(Extracted records)
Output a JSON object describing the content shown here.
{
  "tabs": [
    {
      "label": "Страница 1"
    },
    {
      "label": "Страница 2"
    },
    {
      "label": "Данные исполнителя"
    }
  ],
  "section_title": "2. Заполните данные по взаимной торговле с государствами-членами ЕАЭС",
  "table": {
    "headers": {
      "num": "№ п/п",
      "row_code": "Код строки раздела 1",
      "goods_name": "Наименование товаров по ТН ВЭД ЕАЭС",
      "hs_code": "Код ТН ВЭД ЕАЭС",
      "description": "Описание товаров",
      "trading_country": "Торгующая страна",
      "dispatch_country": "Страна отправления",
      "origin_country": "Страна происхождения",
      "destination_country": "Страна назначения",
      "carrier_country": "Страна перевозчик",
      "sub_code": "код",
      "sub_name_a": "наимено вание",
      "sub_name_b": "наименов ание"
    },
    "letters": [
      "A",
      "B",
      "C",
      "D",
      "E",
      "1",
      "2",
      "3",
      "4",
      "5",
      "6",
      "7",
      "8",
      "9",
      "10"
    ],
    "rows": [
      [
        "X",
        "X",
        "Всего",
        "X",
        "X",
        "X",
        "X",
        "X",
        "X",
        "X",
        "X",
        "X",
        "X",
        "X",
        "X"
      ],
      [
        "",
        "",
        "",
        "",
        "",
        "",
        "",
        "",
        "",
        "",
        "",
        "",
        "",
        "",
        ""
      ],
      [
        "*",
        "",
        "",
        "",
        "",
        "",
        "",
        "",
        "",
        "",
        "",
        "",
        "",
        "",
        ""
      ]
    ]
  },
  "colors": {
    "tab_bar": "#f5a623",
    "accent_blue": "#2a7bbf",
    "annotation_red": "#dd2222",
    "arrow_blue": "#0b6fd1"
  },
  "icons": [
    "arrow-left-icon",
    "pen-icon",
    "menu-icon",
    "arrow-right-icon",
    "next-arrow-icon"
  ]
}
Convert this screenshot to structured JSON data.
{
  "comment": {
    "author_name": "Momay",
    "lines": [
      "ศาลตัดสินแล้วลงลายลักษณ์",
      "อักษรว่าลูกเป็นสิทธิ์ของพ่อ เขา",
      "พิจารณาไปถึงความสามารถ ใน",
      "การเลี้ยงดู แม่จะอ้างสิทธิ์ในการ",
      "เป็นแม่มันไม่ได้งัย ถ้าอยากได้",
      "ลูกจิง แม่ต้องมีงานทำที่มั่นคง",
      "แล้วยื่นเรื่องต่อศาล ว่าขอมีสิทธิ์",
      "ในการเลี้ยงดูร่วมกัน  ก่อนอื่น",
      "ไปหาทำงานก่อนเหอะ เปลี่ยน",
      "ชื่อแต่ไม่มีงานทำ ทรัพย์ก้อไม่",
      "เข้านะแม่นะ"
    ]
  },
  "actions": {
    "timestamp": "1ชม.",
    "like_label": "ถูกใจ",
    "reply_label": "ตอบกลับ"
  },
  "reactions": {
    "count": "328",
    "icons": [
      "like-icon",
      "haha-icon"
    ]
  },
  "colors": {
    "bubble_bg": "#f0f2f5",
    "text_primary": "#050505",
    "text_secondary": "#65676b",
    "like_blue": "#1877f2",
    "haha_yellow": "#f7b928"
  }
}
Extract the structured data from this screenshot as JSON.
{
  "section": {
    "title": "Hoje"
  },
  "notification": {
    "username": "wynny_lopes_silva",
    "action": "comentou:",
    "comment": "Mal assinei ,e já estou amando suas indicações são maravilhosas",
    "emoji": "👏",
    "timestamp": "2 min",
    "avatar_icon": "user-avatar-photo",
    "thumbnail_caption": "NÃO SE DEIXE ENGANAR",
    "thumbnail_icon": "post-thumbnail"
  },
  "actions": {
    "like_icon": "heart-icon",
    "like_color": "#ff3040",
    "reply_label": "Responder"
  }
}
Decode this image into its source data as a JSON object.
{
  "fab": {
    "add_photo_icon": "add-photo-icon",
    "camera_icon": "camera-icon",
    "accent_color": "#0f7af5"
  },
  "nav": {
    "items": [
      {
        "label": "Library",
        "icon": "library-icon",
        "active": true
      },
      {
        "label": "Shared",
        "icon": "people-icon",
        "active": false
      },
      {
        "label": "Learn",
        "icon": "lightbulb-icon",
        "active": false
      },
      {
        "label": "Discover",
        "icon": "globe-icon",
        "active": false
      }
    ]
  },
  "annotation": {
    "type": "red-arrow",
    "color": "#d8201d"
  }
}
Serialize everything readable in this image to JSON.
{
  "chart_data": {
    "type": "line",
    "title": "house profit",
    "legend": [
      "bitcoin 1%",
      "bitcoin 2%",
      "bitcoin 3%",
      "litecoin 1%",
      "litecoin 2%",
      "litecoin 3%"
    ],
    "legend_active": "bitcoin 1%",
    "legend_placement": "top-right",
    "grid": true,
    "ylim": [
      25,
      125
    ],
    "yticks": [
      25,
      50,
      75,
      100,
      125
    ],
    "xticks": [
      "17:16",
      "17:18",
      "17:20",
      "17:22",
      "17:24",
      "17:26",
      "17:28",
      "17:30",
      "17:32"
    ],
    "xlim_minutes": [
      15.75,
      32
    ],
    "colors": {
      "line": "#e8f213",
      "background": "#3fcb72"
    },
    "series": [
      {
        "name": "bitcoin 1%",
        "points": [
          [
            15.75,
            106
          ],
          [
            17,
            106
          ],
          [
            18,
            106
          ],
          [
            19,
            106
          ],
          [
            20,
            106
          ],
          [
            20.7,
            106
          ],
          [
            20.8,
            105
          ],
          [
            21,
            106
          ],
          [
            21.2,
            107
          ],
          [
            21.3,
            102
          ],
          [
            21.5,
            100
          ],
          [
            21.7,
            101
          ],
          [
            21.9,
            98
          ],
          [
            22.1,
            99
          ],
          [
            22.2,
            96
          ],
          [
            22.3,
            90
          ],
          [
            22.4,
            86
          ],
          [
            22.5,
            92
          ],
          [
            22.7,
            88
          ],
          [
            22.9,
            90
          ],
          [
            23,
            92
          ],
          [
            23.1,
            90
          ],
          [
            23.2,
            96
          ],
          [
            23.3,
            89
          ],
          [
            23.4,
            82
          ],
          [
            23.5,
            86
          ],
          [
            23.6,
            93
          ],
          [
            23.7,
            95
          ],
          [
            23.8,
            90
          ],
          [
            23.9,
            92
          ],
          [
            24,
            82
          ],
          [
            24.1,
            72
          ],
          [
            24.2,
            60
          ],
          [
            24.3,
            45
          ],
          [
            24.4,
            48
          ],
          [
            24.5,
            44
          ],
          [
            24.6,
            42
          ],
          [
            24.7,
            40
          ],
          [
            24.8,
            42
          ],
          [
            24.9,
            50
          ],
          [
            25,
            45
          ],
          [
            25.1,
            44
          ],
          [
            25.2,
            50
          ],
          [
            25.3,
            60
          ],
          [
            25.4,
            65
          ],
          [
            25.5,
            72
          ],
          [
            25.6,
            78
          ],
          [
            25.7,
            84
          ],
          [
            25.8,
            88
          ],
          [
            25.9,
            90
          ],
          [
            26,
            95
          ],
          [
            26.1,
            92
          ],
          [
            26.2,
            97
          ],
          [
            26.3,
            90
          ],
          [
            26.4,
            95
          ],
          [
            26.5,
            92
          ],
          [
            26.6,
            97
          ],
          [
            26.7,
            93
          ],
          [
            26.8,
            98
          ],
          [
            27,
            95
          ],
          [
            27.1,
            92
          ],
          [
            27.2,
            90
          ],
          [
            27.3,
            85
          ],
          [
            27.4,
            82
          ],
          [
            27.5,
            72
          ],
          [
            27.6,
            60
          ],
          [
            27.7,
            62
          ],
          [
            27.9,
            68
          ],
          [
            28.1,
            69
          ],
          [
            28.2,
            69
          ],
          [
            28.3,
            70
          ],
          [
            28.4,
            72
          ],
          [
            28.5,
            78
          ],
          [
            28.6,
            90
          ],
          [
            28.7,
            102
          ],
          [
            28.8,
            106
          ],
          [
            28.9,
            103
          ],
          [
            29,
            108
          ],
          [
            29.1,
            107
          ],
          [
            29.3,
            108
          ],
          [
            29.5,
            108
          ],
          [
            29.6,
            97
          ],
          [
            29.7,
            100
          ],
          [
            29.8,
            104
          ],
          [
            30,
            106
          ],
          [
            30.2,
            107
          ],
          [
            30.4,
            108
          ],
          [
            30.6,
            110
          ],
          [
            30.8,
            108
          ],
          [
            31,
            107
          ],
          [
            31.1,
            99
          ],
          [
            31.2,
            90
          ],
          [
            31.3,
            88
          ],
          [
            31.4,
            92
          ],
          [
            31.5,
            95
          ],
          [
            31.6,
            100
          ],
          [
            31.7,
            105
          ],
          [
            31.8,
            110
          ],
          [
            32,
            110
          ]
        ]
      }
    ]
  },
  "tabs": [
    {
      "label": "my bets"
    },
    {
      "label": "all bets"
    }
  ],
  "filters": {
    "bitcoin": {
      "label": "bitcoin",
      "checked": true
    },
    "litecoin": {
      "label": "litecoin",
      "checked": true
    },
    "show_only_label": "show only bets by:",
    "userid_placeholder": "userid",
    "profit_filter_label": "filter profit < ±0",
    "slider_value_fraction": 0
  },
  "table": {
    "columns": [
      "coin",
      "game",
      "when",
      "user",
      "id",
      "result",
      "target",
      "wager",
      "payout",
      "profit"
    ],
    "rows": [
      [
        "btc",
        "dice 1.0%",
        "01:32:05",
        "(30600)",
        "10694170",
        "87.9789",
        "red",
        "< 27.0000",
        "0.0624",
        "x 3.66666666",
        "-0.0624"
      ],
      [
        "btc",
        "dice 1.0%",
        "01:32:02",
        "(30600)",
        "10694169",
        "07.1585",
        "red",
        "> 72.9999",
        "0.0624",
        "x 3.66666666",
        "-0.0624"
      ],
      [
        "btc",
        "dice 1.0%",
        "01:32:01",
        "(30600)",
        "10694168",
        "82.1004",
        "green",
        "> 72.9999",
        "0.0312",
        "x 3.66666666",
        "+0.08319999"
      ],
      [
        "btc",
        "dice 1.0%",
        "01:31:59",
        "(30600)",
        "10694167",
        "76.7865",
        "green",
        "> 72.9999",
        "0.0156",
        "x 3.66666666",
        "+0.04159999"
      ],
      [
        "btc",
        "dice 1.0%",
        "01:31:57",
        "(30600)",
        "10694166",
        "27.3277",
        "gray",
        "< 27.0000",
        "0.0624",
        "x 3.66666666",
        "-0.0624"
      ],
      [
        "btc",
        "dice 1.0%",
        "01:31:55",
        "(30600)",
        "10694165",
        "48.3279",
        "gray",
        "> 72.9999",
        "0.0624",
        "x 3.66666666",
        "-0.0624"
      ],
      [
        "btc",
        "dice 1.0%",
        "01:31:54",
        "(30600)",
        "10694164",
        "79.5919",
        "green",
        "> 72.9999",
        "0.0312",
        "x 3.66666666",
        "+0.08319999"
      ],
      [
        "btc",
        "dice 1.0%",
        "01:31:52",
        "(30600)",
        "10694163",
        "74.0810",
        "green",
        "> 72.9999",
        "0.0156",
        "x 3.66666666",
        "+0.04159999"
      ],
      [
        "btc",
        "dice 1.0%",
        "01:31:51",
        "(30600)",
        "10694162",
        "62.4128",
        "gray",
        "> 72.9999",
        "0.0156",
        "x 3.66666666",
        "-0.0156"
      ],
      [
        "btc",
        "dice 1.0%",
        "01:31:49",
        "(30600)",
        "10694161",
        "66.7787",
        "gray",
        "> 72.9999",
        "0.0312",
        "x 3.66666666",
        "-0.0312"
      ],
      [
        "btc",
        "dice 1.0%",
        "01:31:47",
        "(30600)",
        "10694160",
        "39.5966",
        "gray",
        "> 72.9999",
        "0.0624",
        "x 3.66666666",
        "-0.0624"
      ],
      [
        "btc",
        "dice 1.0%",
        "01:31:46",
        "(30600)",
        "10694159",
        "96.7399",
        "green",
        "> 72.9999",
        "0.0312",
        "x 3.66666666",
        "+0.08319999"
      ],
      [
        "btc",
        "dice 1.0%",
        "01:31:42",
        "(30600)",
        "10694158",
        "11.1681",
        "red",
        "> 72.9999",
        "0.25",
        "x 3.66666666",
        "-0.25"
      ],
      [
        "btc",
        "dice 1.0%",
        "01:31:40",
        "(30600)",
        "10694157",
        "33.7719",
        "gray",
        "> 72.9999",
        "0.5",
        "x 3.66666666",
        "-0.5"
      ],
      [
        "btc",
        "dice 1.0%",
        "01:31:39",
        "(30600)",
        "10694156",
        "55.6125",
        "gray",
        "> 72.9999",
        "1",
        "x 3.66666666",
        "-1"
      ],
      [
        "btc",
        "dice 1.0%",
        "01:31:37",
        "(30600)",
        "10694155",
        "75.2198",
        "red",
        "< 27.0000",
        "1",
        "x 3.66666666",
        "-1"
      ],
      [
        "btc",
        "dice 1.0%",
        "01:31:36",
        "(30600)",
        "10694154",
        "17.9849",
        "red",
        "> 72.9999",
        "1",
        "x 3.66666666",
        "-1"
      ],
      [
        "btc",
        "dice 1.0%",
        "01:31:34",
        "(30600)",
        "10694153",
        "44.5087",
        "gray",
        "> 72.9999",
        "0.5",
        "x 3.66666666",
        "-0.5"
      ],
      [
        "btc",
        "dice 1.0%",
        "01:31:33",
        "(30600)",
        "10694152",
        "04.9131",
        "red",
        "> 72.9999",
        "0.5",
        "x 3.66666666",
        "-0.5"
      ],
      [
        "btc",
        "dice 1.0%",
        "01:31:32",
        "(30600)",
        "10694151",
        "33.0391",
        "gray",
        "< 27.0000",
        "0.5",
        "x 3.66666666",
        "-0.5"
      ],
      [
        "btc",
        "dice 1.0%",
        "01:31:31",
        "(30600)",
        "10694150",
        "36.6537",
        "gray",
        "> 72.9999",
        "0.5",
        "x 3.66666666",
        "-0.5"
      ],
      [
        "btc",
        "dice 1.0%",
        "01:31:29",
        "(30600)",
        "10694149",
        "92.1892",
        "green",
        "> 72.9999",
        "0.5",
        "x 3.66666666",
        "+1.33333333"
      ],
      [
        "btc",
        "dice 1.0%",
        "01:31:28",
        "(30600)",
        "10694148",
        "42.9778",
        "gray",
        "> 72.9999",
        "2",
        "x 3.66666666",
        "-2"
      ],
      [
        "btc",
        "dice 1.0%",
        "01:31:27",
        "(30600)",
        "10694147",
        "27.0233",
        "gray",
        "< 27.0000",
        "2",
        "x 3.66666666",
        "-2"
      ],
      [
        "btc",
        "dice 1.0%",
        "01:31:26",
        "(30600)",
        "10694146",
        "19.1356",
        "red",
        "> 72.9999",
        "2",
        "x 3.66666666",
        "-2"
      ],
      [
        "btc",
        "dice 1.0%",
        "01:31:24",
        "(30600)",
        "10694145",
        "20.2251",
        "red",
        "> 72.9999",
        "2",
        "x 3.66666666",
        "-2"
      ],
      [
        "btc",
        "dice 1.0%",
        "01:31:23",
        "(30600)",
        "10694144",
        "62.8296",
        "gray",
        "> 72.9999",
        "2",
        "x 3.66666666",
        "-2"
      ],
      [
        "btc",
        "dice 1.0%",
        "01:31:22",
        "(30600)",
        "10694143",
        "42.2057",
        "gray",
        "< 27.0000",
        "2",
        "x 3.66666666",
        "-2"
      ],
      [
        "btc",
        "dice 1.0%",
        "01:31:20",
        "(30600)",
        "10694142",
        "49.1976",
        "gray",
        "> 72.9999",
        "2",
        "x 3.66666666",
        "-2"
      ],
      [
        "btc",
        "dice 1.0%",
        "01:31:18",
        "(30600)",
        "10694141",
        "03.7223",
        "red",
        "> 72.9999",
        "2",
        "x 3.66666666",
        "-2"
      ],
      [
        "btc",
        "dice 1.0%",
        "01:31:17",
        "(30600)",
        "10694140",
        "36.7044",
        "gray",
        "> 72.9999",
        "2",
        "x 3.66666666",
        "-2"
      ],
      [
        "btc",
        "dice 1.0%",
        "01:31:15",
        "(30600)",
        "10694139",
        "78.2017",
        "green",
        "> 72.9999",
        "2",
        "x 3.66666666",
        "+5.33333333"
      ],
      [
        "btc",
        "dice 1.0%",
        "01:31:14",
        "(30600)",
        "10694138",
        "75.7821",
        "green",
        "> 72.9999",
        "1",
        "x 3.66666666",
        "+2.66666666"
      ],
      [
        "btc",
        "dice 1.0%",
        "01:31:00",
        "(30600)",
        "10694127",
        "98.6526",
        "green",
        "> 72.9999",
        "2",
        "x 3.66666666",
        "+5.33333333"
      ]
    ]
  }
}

Problem to solve:
Find the string "image" in the records, then copy each line where it occurs.

Exercise solution:
Decode this image into its source data as a JSON object.
Serialize everything readable in this image to JSON.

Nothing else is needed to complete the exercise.